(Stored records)
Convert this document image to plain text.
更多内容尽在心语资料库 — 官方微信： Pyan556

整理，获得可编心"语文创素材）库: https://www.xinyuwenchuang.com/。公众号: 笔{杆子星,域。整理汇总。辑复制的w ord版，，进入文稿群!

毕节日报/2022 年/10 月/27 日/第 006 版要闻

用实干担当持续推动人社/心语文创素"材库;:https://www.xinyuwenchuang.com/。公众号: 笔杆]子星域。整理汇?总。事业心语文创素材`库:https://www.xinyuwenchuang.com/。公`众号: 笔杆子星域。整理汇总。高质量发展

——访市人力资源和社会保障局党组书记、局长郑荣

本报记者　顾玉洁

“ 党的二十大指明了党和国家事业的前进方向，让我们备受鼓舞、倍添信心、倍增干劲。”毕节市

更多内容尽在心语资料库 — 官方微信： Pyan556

# [GIVEN PROBLEM]
Reproduce the entire listing word for word.

# [PROBLEM SOLUTION]
Convert this document image to plain text.
更多内容尽在心语资料库 — 官方微信： Pyan556

整理，获得可编心"语文创素材）库: https://www.xinyuwenchuang.com/。公众号: 笔{杆子星,域。整理汇总。辑复制的w ord版，，进入文稿群!

毕节日报/2022 年/10 月/27 日/第 006 版要闻

用实干担当持续推动人社/心语文创素"材库;:https://www.xinyuwenchuang.com/。公众号: 笔杆]子星域。整理汇?总。事业心语文创素材`库:https://www.xinyuwenchuang.com/。公`众号: 笔杆子星域。整理汇总。高质量发展

——访市人力资源和社会保障局党组书记、局长郑荣

本报记者　顾玉洁

“ 党的二十大指明了党和国家事业的前进方向，让我们备受鼓舞、倍添信心、倍增干劲。”毕节市

更多内容尽在心语资料库 — 官方微信： Pyan556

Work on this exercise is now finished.